**TASK**
Your task is to reproduce the material exactly.

Collected data entries:

-----

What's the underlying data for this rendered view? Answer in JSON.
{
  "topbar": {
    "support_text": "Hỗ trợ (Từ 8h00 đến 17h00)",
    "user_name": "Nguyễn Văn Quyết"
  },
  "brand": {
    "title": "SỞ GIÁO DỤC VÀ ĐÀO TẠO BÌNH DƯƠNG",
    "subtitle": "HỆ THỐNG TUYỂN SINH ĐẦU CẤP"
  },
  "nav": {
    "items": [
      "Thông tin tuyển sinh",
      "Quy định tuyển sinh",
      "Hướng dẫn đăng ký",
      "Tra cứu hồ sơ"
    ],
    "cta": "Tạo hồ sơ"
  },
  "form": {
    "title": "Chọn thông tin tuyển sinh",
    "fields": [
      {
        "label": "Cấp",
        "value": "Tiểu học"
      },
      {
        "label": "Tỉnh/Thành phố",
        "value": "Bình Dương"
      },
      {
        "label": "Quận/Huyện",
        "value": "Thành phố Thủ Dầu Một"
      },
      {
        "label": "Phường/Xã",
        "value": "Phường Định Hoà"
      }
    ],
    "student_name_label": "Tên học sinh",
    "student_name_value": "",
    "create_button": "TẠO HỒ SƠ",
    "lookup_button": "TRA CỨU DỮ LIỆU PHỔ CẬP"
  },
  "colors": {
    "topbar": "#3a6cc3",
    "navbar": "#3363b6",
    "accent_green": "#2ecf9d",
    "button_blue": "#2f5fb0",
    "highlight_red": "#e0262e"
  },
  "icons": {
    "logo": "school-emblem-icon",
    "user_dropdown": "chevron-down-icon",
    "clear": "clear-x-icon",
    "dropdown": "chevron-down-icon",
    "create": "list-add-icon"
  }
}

-----

**TASK RESULT**
What's the underlying data for this rendered view? Answer in JSON.
{
  "topbar": {
    "support_text": "Hỗ trợ (Từ 8h00 đến 17h00)",
    "user_name": "Nguyễn Văn Quyết"
  },
  "brand": {
    "title": "SỞ GIÁO DỤC VÀ ĐÀO TẠO BÌNH DƯƠNG",
    "subtitle": "HỆ THỐNG TUYỂN SINH ĐẦU CẤP"
  },
  "nav": {
    "items": [
      "Thông tin tuyển sinh",
      "Quy định tuyển sinh",
      "Hướng dẫn đăng ký",
      "Tra cứu hồ sơ"
    ],
    "cta": "Tạo hồ sơ"
  },
  "form": {
    "title": "Chọn thông tin tuyển sinh",
    "fields": [
      {
        "label": "Cấp",
        "value": "Tiểu học"
      },
      {
        "label": "Tỉnh/Thành phố",
        "value": "Bình Dương"
      },
      {
        "label": "Quận/Huyện",
        "value": "Thành phố Thủ Dầu Một"
      },
      {
        "label": "Phường/Xã",
        "value": "Phường Định Hoà"
      }
    ],
    "student_name_label": "Tên học sinh",
    "student_name_value": "",
    "create_button": "TẠO HỒ SƠ",
    "lookup_button": "TRA CỨU DỮ LIỆU PHỔ CẬP"
  },
  "colors": {
    "topbar": "#3a6cc3",
    "navbar": "#3363b6",
    "accent_green": "#2ecf9d",
    "button_blue": "#2f5fb0",
    "highlight_red": "#e0262e"
  },
  "icons": {
    "logo": "school-emblem-icon",
    "user_dropdown": "chevron-down-icon",
    "clear": "clear-x-icon",
    "dropdown": "chevron-down-icon",
    "create": "list-add-icon"
  }
}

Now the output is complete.